Dataset records
+++

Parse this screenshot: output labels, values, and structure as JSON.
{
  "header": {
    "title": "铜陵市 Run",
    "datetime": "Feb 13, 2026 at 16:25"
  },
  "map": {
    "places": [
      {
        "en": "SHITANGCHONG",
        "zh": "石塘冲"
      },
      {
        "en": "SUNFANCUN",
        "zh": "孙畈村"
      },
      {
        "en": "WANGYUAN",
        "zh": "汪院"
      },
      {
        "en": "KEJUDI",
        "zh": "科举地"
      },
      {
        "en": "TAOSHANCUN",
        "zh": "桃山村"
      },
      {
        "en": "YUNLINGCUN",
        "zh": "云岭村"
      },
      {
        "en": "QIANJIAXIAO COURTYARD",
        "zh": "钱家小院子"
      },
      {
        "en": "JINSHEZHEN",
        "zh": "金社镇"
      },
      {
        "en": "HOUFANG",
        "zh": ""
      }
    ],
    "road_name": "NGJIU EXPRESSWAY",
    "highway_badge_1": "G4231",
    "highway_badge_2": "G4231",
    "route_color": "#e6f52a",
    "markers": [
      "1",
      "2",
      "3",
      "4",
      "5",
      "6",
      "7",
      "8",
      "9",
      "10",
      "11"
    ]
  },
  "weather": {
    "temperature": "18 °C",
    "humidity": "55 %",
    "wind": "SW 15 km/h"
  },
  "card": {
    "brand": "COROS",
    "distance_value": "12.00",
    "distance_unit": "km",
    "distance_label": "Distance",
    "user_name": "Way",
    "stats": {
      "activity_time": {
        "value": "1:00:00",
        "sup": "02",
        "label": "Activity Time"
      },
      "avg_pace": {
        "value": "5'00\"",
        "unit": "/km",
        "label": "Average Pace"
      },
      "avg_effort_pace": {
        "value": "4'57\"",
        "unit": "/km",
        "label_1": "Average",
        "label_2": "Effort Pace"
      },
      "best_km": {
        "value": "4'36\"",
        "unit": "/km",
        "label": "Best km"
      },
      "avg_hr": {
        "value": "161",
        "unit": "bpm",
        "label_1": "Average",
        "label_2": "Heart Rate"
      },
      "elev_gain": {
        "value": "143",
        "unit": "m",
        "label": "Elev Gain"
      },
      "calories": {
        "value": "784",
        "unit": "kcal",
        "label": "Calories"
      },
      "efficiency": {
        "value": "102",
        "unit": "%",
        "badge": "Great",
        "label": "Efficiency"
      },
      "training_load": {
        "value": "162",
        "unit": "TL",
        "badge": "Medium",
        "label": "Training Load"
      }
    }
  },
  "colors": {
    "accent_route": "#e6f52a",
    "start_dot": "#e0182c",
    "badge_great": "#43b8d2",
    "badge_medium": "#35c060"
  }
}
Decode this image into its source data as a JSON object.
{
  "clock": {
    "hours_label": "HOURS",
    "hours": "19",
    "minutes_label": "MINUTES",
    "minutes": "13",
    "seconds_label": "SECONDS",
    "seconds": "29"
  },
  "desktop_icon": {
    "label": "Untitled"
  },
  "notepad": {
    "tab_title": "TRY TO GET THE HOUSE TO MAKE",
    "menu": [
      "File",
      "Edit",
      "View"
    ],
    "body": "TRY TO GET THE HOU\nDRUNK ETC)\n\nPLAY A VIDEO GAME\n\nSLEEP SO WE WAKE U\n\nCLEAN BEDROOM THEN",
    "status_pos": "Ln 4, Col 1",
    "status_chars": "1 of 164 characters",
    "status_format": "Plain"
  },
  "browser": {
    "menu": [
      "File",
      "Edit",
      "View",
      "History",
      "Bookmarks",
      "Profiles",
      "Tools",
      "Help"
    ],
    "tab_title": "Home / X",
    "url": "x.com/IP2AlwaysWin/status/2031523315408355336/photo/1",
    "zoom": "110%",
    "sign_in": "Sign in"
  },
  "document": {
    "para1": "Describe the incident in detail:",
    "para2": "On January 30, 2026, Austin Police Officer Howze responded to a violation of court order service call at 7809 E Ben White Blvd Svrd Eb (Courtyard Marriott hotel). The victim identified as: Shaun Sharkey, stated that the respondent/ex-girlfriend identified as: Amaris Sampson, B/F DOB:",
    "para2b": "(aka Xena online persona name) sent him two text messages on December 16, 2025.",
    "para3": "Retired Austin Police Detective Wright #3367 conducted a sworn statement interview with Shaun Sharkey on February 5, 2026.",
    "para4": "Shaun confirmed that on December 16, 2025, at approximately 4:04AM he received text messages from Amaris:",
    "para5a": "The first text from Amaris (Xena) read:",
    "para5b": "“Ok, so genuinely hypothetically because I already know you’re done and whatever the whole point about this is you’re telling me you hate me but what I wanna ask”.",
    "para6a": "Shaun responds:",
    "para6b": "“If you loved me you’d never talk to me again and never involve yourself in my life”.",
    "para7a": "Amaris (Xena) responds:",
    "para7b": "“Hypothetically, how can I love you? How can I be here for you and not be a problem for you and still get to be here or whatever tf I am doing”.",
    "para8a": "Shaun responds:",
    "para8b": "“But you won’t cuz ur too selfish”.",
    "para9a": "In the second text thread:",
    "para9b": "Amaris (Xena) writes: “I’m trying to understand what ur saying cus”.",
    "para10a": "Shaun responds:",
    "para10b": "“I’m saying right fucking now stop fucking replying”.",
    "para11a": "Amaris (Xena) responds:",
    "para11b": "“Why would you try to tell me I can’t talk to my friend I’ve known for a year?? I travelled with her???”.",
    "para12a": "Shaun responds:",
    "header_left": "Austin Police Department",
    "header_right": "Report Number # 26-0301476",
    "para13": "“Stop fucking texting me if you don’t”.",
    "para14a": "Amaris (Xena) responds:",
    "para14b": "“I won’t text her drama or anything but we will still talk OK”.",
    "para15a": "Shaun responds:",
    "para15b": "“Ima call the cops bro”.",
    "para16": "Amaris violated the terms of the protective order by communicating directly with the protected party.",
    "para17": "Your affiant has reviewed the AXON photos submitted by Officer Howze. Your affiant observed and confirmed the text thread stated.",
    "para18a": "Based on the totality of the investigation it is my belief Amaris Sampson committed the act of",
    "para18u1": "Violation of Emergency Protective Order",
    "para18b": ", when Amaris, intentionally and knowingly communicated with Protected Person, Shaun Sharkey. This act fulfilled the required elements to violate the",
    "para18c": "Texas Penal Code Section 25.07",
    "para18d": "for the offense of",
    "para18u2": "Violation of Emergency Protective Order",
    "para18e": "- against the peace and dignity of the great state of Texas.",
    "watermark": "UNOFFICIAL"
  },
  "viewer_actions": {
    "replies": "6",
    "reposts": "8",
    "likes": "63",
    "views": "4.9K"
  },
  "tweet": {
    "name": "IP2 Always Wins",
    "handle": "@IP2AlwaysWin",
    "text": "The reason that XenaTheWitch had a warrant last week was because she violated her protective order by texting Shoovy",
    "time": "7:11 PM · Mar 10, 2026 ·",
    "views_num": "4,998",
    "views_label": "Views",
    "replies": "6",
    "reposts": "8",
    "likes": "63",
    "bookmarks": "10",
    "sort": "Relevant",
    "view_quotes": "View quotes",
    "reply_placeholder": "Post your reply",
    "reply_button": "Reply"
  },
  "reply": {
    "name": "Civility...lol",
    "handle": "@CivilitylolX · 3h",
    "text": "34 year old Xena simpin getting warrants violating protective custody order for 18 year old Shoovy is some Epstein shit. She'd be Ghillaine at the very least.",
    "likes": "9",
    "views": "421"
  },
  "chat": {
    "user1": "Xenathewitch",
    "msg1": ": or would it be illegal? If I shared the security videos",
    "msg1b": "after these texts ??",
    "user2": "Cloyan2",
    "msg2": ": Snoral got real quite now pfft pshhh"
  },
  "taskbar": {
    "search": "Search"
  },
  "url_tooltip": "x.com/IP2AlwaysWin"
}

+++

Given problem: Retype the whole listing above exactly.

Answer for this exercise:
Parse this screenshot: output labels, values, and structure as JSON.
{
  "header": {
    "title": "铜陵市 Run",
    "datetime": "Feb 13, 2026 at 16:25"
  },
  "map": {
    "places": [
      {
        "en": "SHITANGCHONG",
        "zh": "石塘冲"
      },
      {
        "en": "SUNFANCUN",
        "zh": "孙畈村"
      },
      {
        "en": "WANGYUAN",
        "zh": "汪院"
      },
      {
        "en": "KEJUDI",
        "zh": "科举地"
      },
      {
        "en": "TAOSHANCUN",
        "zh": "桃山村"
      },
      {
        "en": "YUNLINGCUN",
        "zh": "云岭村"
      },
      {
        "en": "QIANJIAXIAO COURTYARD",
        "zh": "钱家小院子"
      },
      {
        "en": "JINSHEZHEN",
        "zh": "金社镇"
      },
      {
        "en": "HOUFANG",
        "zh": ""
      }
    ],
    "road_name": "NGJIU EXPRESSWAY",
    "highway_badge_1": "G4231",
    "highway_badge_2": "G4231",
    "route_color": "#e6f52a",
    "markers": [
      "1",
      "2",
      "3",
      "4",
      "5",
      "6",
      "7",
      "8",
      "9",
      "10",
      "11"
    ]
  },
  "weather": {
    "temperature": "18 °C",
    "humidity": "55 %",
    "wind": "SW 15 km/h"
  },
  "card": {
    "brand": "COROS",
    "distance_value": "12.00",
    "distance_unit": "km",
    "distance_label": "Distance",
    "user_name": "Way",
    "stats": {
      "activity_time": {
        "value": "1:00:00",
        "sup": "02",
        "label": "Activity Time"
      },
      "avg_pace": {
        "value": "5'00\"",
        "unit": "/km",
        "label": "Average Pace"
      },
      "avg_effort_pace": {
        "value": "4'57\"",
        "unit": "/km",
        "label_1": "Average",
        "label_2": "Effort Pace"
      },
      "best_km": {
        "value": "4'36\"",
        "unit": "/km",
        "label": "Best km"
      },
      "avg_hr": {
        "value": "161",
        "unit": "bpm",
        "label_1": "Average",
        "label_2": "Heart Rate"
      },
      "elev_gain": {
        "value": "143",
        "unit": "m",
        "label": "Elev Gain"
      },
      "calories": {
        "value": "784",
        "unit": "kcal",
        "label": "Calories"
      },
      "efficiency": {
        "value": "102",
        "unit": "%",
        "badge": "Great",
        "label": "Efficiency"
      },
      "training_load": {
        "value": "162",
        "unit": "TL",
        "badge": "Medium",
        "label": "Training Load"
      }
    }
  },
  "colors": {
    "accent_route": "#e6f52a",
    "start_dot": "#e0182c",
    "badge_great": "#43b8d2",
    "badge_medium": "#35c060"
  }
}
Decode this image into its source data as a JSON object.
{
  "clock": {
    "hours_label": "HOURS",
    "hours": "19",
    "minutes_label": "MINUTES",
    "minutes": "13",
    "seconds_label": "SECONDS",
    "seconds": "29"
  },
  "desktop_icon": {
    "label": "Untitled"
  },
  "notepad": {
    "tab_title": "TRY TO GET THE HOUSE TO MAKE",
    "menu": [
      "File",
      "Edit",
      "View"
    ],
    "body": "TRY TO GET THE HOU\nDRUNK ETC)\n\nPLAY A VIDEO GAME\n\nSLEEP SO WE WAKE U\n\nCLEAN BEDROOM THEN",
    "status_pos": "Ln 4, Col 1",
    "status_chars": "1 of 164 characters",
    "status_format": "Plain"
  },
  "browser": {
    "menu": [
      "File",
      "Edit",
      "View",
      "History",
      "Bookmarks",
      "Profiles",
      "Tools",
      "Help"
    ],
    "tab_title": "Home / X",
    "url": "x.com/IP2AlwaysWin/status/2031523315408355336/photo/1",
    "zoom": "110%",
    "sign_in": "Sign in"
  },
  "document": {
    "para1": "Describe the incident in detail:",
    "para2": "On January 30, 2026, Austin Police Officer Howze responded to a violation of court order service call at 7809 E Ben White Blvd Svrd Eb (Courtyard Marriott hotel). The victim identified as: Shaun Sharkey, stated that the respondent/ex-girlfriend identified as: Amaris Sampson, B/F DOB:",
    "para2b": "(aka Xena online persona name) sent him two text messages on December 16, 2025.",
    "para3": "Retired Austin Police Detective Wright #3367 conducted a sworn statement interview with Shaun Sharkey on February 5, 2026.",
    "para4": "Shaun confirmed that on December 16, 2025, at approximately 4:04AM he received text messages from Amaris:",
    "para5a": "The first text from Amaris (Xena) read:",
    "para5b": "“Ok, so genuinely hypothetically because I already know you’re done and whatever the whole point about this is you’re telling me you hate me but what I wanna ask”.",
    "para6a": "Shaun responds:",
    "para6b": "“If you loved me you’d never talk to me again and never involve yourself in my life”.",
    "para7a": "Amaris (Xena) responds:",
    "para7b": "“Hypothetically, how can I love you? How can I be here for you and not be a problem for you and still get to be here or whatever tf I am doing”.",
    "para8a": "Shaun responds:",
    "para8b": "“But you won’t cuz ur too selfish”.",
    "para9a": "In the second text thread:",
    "para9b": "Amaris (Xena) writes: “I’m trying to understand what ur saying cus”.",
    "para10a": "Shaun responds:",
    "para10b": "“I’m saying right fucking now stop fucking replying”.",
    "para11a": "Amaris (Xena) responds:",
    "para11b": "“Why would you try to tell me I can’t talk to my friend I’ve known for a year?? I travelled with her???”.",
    "para12a": "Shaun responds:",
    "header_left": "Austin Police Department",
    "header_right": "Report Number # 26-0301476",
    "para13": "“Stop fucking texting me if you don’t”.",
    "para14a": "Amaris (Xena) responds:",
    "para14b": "“I won’t text her drama or anything but we will still talk OK”.",
    "para15a": "Shaun responds:",
    "para15b": "“Ima call the cops bro”.",
    "para16": "Amaris violated the terms of the protective order by communicating directly with the protected party.",
    "para17": "Your affiant has reviewed the AXON photos submitted by Officer Howze. Your affiant observed and confirmed the text thread stated.",
    "para18a": "Based on the totality of the investigation it is my belief Amaris Sampson committed the act of",
    "para18u1": "Violation of Emergency Protective Order",
    "para18b": ", when Amaris, intentionally and knowingly communicated with Protected Person, Shaun Sharkey. This act fulfilled the required elements to violate the",
    "para18c": "Texas Penal Code Section 25.07",
    "para18d": "for the offense of",
    "para18u2": "Violation of Emergency Protective Order",
    "para18e": "- against the peace and dignity of the great state of Texas.",
    "watermark": "UNOFFICIAL"
  },
  "viewer_actions": {
    "replies": "6",
    "reposts": "8",
    "likes": "63",
    "views": "4.9K"
  },
  "tweet": {
    "name": "IP2 Always Wins",
    "handle": "@IP2AlwaysWin",
    "text": "The reason that XenaTheWitch had a warrant last week was because she violated her protective order by texting Shoovy",
    "time": "7:11 PM · Mar 10, 2026 ·",
    "views_num": "4,998",
    "views_label": "Views",
    "replies": "6",
    "reposts": "8",
    "likes": "63",
    "bookmarks": "10",
    "sort": "Relevant",
    "view_quotes": "View quotes",
    "reply_placeholder": "Post your reply",
    "reply_button": "Reply"
  },
  "reply": {
    "name": "Civility...lol",
    "handle": "@CivilitylolX · 3h",
    "text": "34 year old Xena simpin getting warrants violating protective custody order for 18 year old Shoovy is some Epstein shit. She'd be Ghillaine at the very least.",
    "likes": "9",
    "views": "421"
  },
  "chat": {
    "user1": "Xenathewitch",
    "msg1": ": or would it be illegal? If I shared the security videos",
    "msg1b": "after these texts ??",
    "user2": "Cloyan2",
    "msg2": ": Snoral got real quite now pfft pshhh"
  },
  "taskbar": {
    "search": "Search"
  },
  "url_tooltip": "x.com/IP2AlwaysWin"
}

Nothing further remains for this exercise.